Maintenance: Next, we tackle the second property: showing that each iteration maintains the loop invariant. Informally, the body of the for loop works by moving the values in $A[i-1]$ , $A[i-2]$ , $A[i-3]$ , and so on by one position to the right until it finds the proper position for $A[i]$ (lines 4-7), at which point it inserts the value of $A[i]$ (line 8). The subarray $A[1:i]$ then consists of the elements originally in $A[1:i]$ , but in sorted order. Incrementing $i$ (increasing its value by 1) for the next iteration of the for loop then preserves the loop invariant. A more formal treatment of the second property would require us to state and show a loop invariant for the while loop of lines 5-7. Let’s not get bogged down in such formalism just yet. Instead, we’ll rely on our informal analysis to show that the second property holds for the outer loop.
Termination: Finally, we examine loop termination. The loop variable $i$ starts at 2 and increases by 1 in each iteration. Once $i$ ’s value exceeds $n$ in line 1, the loop terminates. That is, the loop terminates once $i$ equals $n + 1$ . Substituting $n + 1$ for $i$ in the wording of the loop invariant yields that the subarray $A[1:n]$ consists of the elements originally in $A[1:n]$ , but in sorted order. Hence, the algorithm is correct.

This method of loop invariants is used to show correctness in various places throughout this book.

Pseudocode conventions¶

We use the following conventions in our pseudocode.

Indentation indicates block structure. For example, the body of the for loop that begins on line 1 consists of lines 2-8, and the body of the while loop that begins on line 5 contains lines 6-7 but not line 8. Our indentation style applies to if-else statements^[3] as well. Using indentation instead of textual indicators of block structure, such as begin and end statements or curly braces, reduces clutter while preserving, or even enhancing, clarity.^[4]
The looping constructs while, for, and repeat-until and the if-else conditional construct have interpretations similar to those in C, C++, Java, Python, and JavaScript.^[5] In this book, the loop counter retains its value after the loop is exited, unlike some situations that arise in C++ and Java. Thus, immediately after a for loop, the loop counter’s value is the value that first exceeded the for loop bound.^[6] We used this property in our correctness argument for insertion sort. The for loop header in line 1 is for $i = 2$ to $n$ , and so when this loop terminates, $i$ equals $n + 1$ . We use the keyword to when a for loop increments its loop counter in each iteration, and we use the keyword downto when a for loop decrements its loop counter (reduces its value by 1 in each iteration). When the loop counter changes by an amount greater than 1, the amount of change follows the optional keyword by.
The symbol “//” indicates that the remainder of the line is a comment.
Variables (such as i, j, and key) are local to the given procedure. We won’t use global variables without explicit indication.
We access array elements by specifying the array name followed by the index in square brackets. For example, $A[i]$ indicates the $i$ th element of the array $A$ .
..............................
### What is asked
1. Summarize the excerpt above on loop invariants and pseudocode conventions in two sentences.
2. Answer these questions from the excerpt above, one line each:
(a) At what value does the loop variable i start?
(b) What does the symbol "//" indicate?
(c) Which keyword is used when a for loop decrements its loop counter?
3. Restate as a bulleted list the paragraph of the excerpt above that begins "The looping constructs while, for, and repeat-until", keeping its main facts.

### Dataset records
..............................
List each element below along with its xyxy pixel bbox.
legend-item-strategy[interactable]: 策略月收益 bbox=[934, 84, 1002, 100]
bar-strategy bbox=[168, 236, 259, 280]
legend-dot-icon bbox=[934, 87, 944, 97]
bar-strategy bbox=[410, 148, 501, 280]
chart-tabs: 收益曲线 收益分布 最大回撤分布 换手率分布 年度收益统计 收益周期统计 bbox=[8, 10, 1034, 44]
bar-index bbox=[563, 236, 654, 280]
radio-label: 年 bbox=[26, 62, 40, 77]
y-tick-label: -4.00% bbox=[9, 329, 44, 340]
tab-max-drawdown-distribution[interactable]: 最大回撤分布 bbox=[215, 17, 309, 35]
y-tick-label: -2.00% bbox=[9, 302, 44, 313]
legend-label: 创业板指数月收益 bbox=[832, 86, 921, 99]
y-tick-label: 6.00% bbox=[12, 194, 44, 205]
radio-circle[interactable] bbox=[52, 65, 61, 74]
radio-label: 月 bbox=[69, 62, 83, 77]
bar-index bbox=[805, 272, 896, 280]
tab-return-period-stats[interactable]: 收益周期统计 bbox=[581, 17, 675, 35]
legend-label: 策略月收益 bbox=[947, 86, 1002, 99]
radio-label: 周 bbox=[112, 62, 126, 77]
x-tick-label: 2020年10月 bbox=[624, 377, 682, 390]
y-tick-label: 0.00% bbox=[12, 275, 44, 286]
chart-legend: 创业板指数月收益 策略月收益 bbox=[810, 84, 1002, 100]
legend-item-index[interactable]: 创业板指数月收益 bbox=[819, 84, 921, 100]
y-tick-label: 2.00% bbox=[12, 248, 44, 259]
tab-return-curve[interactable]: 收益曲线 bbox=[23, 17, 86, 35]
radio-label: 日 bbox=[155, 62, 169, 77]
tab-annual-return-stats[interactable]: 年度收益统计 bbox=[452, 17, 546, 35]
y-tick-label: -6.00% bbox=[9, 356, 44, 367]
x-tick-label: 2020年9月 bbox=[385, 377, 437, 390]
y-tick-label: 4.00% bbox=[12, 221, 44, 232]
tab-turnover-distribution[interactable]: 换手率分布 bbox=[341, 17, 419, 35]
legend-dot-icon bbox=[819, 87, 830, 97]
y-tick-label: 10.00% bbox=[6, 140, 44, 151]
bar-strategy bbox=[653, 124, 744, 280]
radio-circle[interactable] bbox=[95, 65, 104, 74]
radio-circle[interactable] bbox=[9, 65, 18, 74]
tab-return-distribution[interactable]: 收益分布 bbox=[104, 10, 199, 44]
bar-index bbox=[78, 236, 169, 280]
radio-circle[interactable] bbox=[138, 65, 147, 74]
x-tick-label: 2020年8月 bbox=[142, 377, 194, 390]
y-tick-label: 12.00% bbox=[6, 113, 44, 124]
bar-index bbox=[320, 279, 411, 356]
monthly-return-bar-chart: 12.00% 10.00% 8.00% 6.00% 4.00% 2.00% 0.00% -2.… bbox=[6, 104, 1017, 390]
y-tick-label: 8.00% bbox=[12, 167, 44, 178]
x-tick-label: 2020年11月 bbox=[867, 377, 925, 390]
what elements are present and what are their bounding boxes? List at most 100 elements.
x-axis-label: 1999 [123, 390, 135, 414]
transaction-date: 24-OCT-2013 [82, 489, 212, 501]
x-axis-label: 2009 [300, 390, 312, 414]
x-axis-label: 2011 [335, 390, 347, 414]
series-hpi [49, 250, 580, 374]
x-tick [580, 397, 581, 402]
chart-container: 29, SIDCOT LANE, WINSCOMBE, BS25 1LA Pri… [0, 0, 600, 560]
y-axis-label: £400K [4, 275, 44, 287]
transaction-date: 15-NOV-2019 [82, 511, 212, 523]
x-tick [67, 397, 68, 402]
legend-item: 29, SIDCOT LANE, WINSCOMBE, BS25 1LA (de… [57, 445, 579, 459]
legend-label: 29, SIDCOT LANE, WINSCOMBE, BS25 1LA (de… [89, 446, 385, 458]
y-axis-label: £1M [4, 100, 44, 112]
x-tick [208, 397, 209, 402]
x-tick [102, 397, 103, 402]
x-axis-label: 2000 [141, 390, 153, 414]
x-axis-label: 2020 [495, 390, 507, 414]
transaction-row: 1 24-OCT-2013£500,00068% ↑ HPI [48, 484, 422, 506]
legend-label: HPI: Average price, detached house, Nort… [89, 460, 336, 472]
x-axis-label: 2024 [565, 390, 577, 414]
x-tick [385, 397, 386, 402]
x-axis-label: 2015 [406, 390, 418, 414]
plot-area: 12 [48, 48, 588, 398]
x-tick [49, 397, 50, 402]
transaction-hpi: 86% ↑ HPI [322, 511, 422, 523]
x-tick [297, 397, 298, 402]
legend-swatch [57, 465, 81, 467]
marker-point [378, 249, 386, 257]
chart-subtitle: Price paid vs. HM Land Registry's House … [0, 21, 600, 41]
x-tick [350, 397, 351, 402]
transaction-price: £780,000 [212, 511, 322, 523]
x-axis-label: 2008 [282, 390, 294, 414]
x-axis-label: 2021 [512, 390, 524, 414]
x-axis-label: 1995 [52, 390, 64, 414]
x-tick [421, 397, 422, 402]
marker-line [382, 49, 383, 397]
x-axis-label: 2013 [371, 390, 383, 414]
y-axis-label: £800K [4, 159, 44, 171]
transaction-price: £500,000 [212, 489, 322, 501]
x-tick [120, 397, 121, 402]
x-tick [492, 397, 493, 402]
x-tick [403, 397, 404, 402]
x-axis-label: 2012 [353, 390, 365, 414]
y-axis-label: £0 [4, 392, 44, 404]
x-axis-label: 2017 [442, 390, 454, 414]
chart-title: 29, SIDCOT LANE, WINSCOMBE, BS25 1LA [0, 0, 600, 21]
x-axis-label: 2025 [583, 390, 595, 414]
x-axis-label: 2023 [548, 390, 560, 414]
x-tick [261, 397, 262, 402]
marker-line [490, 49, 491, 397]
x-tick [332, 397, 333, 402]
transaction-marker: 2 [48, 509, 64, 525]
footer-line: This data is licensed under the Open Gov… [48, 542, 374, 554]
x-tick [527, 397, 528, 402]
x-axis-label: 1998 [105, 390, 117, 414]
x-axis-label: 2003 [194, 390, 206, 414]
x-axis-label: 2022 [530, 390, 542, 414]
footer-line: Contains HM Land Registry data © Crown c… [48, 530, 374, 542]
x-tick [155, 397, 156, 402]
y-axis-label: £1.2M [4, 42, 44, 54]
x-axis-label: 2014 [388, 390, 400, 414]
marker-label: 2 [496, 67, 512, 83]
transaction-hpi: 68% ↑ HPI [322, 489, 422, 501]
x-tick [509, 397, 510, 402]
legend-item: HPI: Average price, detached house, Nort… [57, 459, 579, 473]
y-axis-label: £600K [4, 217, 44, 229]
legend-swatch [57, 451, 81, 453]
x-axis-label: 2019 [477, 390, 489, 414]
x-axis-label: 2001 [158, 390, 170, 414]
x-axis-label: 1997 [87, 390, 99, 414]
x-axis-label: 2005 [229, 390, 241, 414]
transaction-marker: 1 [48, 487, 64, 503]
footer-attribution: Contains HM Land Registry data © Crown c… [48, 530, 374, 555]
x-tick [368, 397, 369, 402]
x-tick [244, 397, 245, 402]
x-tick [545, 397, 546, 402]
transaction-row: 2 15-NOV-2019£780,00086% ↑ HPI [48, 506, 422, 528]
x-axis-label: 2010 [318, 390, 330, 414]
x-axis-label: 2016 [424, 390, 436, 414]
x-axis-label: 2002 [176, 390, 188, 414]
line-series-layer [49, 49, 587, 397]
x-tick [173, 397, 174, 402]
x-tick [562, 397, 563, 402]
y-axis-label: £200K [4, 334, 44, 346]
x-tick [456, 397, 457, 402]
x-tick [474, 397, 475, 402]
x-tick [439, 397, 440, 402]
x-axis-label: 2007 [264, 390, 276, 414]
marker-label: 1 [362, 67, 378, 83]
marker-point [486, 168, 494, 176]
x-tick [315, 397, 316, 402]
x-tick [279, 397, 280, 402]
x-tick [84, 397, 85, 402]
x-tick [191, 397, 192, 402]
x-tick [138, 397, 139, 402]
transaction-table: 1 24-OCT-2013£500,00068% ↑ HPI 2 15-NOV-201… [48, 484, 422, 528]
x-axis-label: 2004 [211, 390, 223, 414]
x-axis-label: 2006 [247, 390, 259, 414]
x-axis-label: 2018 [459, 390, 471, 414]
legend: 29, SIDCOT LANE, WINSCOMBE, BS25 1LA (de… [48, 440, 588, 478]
..............................
### Complete answers
1. The excerpt completes a correctness argument for insertion sort: each iteration of the for loop shifts larger values one position to the right and inserts A[i], so that A[1:i] stays sorted, and when the loop terminates with i equal to n + 1, A[1:n] holds the original elements in sorted order. It then sets out pseudocode conventions, including indentation for block structure, a loop counter that keeps its value after the loop exits, "//" for comments, variables local to their procedure, and square brackets for array indexing.

2.
(a) 2
(b) That the remainder of the line is a comment.
(c) downto

3.
- The while, for, and repeat-until loops and the if-else conditional are interpreted much as in C, C++, Java, Python, and JavaScript.
- In this book, the loop counter keeps its value after the loop is exited, unlike some situations in C++ and Java.
- Immediately after a for loop, the counter holds the first value that exceeded the loop bound.
- The correctness argument for insertion sort relied on this property: with the header "for i = 2 to n", i equals n + 1 when the loop terminates.
- The keyword to marks a for loop that increments its counter in each iteration, and downto marks one that decrements it.
- When the counter changes by more than 1, the amount follows the optional keyword by.